[Records contained in a dataset]
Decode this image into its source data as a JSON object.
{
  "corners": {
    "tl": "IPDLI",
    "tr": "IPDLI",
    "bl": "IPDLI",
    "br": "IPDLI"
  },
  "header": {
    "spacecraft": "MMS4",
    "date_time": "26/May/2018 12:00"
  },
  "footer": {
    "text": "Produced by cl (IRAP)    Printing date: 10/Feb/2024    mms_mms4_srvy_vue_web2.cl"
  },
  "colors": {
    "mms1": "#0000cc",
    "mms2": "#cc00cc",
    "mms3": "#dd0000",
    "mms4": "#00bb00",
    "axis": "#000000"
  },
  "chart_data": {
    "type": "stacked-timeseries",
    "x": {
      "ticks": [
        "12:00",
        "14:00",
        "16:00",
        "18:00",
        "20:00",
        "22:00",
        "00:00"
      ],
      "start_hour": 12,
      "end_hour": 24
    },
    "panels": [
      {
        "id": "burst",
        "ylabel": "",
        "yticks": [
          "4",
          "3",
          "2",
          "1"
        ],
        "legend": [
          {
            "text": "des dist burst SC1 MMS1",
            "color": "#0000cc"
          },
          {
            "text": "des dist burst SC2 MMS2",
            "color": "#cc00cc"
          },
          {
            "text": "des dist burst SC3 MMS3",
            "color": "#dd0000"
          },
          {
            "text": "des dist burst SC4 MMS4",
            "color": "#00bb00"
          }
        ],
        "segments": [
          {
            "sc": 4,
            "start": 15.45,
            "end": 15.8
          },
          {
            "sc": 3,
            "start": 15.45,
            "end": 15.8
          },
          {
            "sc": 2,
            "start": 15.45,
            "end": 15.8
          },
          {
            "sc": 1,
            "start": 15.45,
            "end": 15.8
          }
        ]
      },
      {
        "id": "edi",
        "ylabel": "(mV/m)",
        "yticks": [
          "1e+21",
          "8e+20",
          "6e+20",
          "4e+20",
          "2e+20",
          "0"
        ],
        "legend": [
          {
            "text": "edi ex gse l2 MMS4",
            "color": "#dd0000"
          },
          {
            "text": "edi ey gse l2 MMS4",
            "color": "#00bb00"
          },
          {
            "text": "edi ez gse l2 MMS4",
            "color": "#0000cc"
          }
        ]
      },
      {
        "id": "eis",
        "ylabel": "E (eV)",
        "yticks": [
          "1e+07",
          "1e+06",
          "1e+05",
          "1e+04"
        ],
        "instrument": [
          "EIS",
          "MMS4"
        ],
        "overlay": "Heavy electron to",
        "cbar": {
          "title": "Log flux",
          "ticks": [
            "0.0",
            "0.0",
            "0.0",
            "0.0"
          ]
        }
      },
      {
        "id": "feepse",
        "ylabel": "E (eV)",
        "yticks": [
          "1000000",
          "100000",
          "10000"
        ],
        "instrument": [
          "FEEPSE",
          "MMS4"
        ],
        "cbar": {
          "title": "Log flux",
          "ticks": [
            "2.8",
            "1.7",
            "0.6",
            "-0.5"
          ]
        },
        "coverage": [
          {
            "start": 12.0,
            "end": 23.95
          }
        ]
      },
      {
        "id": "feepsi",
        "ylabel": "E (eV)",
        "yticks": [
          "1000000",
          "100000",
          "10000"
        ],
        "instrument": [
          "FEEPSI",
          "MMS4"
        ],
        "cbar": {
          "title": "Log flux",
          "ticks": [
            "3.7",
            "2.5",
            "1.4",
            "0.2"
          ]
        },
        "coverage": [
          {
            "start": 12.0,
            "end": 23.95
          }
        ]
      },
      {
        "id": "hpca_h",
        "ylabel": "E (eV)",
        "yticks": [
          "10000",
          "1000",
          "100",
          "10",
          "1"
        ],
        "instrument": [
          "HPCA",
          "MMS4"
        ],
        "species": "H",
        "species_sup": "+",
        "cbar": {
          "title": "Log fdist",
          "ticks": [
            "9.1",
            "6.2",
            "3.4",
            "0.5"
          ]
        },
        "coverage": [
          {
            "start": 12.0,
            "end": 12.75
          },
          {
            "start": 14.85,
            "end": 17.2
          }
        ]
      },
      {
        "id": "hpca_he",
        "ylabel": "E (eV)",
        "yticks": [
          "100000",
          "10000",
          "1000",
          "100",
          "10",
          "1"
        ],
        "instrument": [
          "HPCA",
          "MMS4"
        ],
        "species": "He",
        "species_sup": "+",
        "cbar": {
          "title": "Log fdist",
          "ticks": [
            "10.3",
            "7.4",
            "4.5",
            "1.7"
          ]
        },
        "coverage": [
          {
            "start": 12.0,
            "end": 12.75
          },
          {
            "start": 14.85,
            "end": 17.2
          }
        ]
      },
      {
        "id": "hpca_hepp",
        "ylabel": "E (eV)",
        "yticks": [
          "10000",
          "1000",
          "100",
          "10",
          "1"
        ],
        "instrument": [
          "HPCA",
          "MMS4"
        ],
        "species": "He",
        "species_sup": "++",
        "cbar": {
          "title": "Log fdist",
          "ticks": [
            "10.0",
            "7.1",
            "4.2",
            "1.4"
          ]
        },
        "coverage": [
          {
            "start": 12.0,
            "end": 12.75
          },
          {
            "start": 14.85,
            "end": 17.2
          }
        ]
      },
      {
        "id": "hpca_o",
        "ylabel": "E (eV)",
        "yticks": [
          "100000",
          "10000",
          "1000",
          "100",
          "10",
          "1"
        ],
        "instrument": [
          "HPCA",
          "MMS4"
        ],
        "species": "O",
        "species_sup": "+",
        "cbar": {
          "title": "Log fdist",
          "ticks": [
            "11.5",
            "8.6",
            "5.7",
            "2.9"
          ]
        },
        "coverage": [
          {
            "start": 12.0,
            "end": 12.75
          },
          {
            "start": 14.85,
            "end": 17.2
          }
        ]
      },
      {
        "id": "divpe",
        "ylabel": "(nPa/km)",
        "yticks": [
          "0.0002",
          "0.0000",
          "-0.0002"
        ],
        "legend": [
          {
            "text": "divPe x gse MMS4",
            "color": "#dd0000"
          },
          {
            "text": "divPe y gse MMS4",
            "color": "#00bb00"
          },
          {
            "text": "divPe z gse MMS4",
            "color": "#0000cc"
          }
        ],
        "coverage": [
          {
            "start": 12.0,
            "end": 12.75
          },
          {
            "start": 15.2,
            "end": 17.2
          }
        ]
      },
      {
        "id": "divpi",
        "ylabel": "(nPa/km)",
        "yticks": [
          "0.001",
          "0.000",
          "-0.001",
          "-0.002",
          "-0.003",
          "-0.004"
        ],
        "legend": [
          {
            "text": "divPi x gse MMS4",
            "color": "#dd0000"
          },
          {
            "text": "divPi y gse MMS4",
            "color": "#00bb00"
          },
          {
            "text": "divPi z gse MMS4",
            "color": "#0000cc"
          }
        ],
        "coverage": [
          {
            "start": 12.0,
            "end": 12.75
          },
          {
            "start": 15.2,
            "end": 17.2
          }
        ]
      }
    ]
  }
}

What is being asked: Extract the full listing and reproduce each line exactly.

Response to the exercise:
Decode this image into its source data as a JSON object.
{
  "corners": {
    "tl": "IPDLI",
    "tr": "IPDLI",
    "bl": "IPDLI",
    "br": "IPDLI"
  },
  "header": {
    "spacecraft": "MMS4",
    "date_time": "26/May/2018 12:00"
  },
  "footer": {
    "text": "Produced by cl (IRAP)    Printing date: 10/Feb/2024    mms_mms4_srvy_vue_web2.cl"
  },
  "colors": {
    "mms1": "#0000cc",
    "mms2": "#cc00cc",
    "mms3": "#dd0000",
    "mms4": "#00bb00",
    "axis": "#000000"
  },
  "chart_data": {
    "type": "stacked-timeseries",
    "x": {
      "ticks": [
        "12:00",
        "14:00",
        "16:00",
        "18:00",
        "20:00",
        "22:00",
        "00:00"
      ],
      "start_hour": 12,
      "end_hour": 24
    },
    "panels": [
      {
        "id": "burst",
        "ylabel": "",
        "yticks": [
          "4",
          "3",
          "2",
          "1"
        ],
        "legend": [
          {
            "text": "des dist burst SC1 MMS1",
            "color": "#0000cc"
          },
          {
            "text": "des dist burst SC2 MMS2",
            "color": "#cc00cc"
          },
          {
            "text": "des dist burst SC3 MMS3",
            "color": "#dd0000"
          },
          {
            "text": "des dist burst SC4 MMS4",
            "color": "#00bb00"
          }
        ],
        "segments": [
          {
            "sc": 4,
            "start": 15.45,
            "end": 15.8
          },
          {
            "sc": 3,
            "start": 15.45,
            "end": 15.8
          },
          {
            "sc": 2,
            "start": 15.45,
            "end": 15.8
          },
          {
            "sc": 1,
            "start": 15.45,
            "end": 15.8
          }
        ]
      },
      {
        "id": "edi",
        "ylabel": "(mV/m)",
        "yticks": [
          "1e+21",
          "8e+20",
          "6e+20",
          "4e+20",
          "2e+20",
          "0"
        ],
        "legend": [
          {
            "text": "edi ex gse l2 MMS4",
            "color": "#dd0000"
          },
          {
            "text": "edi ey gse l2 MMS4",
            "color": "#00bb00"
          },
          {
            "text": "edi ez gse l2 MMS4",
            "color": "#0000cc"
          }
        ]
      },
      {
        "id": "eis",
        "ylabel": "E (eV)",
        "yticks": [
          "1e+07",
          "1e+06",
          "1e+05",
          "1e+04"
        ],
        "instrument": [
          "EIS",
          "MMS4"
        ],
        "overlay": "Heavy electron to",
        "cbar": {
          "title": "Log flux",
          "ticks": [
            "0.0",
            "0.0",
            "0.0",
            "0.0"
          ]
        }
      },
      {
        "id": "feepse",
        "ylabel": "E (eV)",
        "yticks": [
          "1000000",
          "100000",
          "10000"
        ],
        "instrument": [
          "FEEPSE",
          "MMS4"
        ],
        "cbar": {
          "title": "Log flux",
          "ticks": [
            "2.8",
            "1.7",
            "0.6",
            "-0.5"
          ]
        },
        "coverage": [
          {
            "start": 12.0,
            "end": 23.95
          }
        ]
      },
      {
        "id": "feepsi",
        "ylabel": "E (eV)",
        "yticks": [
          "1000000",
          "100000",
          "10000"
        ],
        "instrument": [
          "FEEPSI",
          "MMS4"
        ],
        "cbar": {
          "title": "Log flux",
          "ticks": [
            "3.7",
            "2.5",
            "1.4",
            "0.2"
          ]
        },
        "coverage": [
          {
            "start": 12.0,
            "end": 23.95
          }
        ]
      },
      {
        "id": "hpca_h",
        "ylabel": "E (eV)",
        "yticks": [
          "10000",
          "1000",
          "100",
          "10",
          "1"
        ],
        "instrument": [
          "HPCA",
          "MMS4"
        ],
        "species": "H",
        "species_sup": "+",
        "cbar": {
          "title": "Log fdist",
          "ticks": [
            "9.1",
            "6.2",
            "3.4",
            "0.5"
          ]
        },
        "coverage": [
          {
            "start": 12.0,
            "end": 12.75
          },
          {
            "start": 14.85,
            "end": 17.2
          }
        ]
      },
      {
        "id": "hpca_he",
        "ylabel": "E (eV)",
        "yticks": [
          "100000",
          "10000",
          "1000",
          "100",
          "10",
          "1"
        ],
        "instrument": [
          "HPCA",
          "MMS4"
        ],
        "species": "He",
        "species_sup": "+",
        "cbar": {
          "title": "Log fdist",
          "ticks": [
            "10.3",
            "7.4",
            "4.5",
            "1.7"
          ]
        },
        "coverage": [
          {
            "start": 12.0,
            "end": 12.75
          },
          {
            "start": 14.85,
            "end": 17.2
          }
        ]
      },
      {
        "id": "hpca_hepp",
        "ylabel": "E (eV)",
        "yticks": [
          "10000",
          "1000",
          "100",
          "10",
          "1"
        ],
        "instrument": [
          "HPCA",
          "MMS4"
        ],
        "species": "He",
        "species_sup": "++",
        "cbar": {
          "title": "Log fdist",
          "ticks": [
            "10.0",
            "7.1",
            "4.2",
            "1.4"
          ]
        },
        "coverage": [
          {
            "start": 12.0,
            "end": 12.75
          },
          {
            "start": 14.85,
            "end": 17.2
          }
        ]
      },
      {
        "id": "hpca_o",
        "ylabel": "E (eV)",
        "yticks": [
          "100000",
          "10000",
          "1000",
          "100",
          "10",
          "1"
        ],
        "instrument": [
          "HPCA",
          "MMS4"
        ],
        "species": "O",
        "species_sup": "+",
        "cbar": {
          "title": "Log fdist",
          "ticks": [
            "11.5",
            "8.6",
            "5.7",
            "2.9"
          ]
        },
        "coverage": [
          {
            "start": 12.0,
            "end": 12.75
          },
          {
            "start": 14.85,
            "end": 17.2
          }
        ]
      },
      {
        "id": "divpe",
        "ylabel": "(nPa/km)",
        "yticks": [
          "0.0002",
          "0.0000",
          "-0.0002"
        ],
        "legend": [
          {
            "text": "divPe x gse MMS4",
            "color": "#dd0000"
          },
          {
            "text": "divPe y gse MMS4",
            "color": "#00bb00"
          },
          {
            "text": "divPe z gse MMS4",
            "color": "#0000cc"
          }
        ],
        "coverage": [
          {
            "start": 12.0,
            "end": 12.75
          },
          {
            "start": 15.2,
            "end": 17.2
          }
        ]
      },
      {
        "id": "divpi",
        "ylabel": "(nPa/km)",
        "yticks": [
          "0.001",
          "0.000",
          "-0.001",
          "-0.002",
          "-0.003",
          "-0.004"
        ],
        "legend": [
          {
            "text": "divPi x gse MMS4",
            "color": "#dd0000"
          },
          {
            "text": "divPi y gse MMS4",
            "color": "#00bb00"
          },
          {
            "text": "divPi z gse MMS4",
            "color": "#0000cc"
          }
        ],
        "coverage": [
          {
            "start": 12.0,
            "end": 12.75
          },
          {
            "start": 15.2,
            "end": 17.2
          }
        ]
      }
    ]
  }
}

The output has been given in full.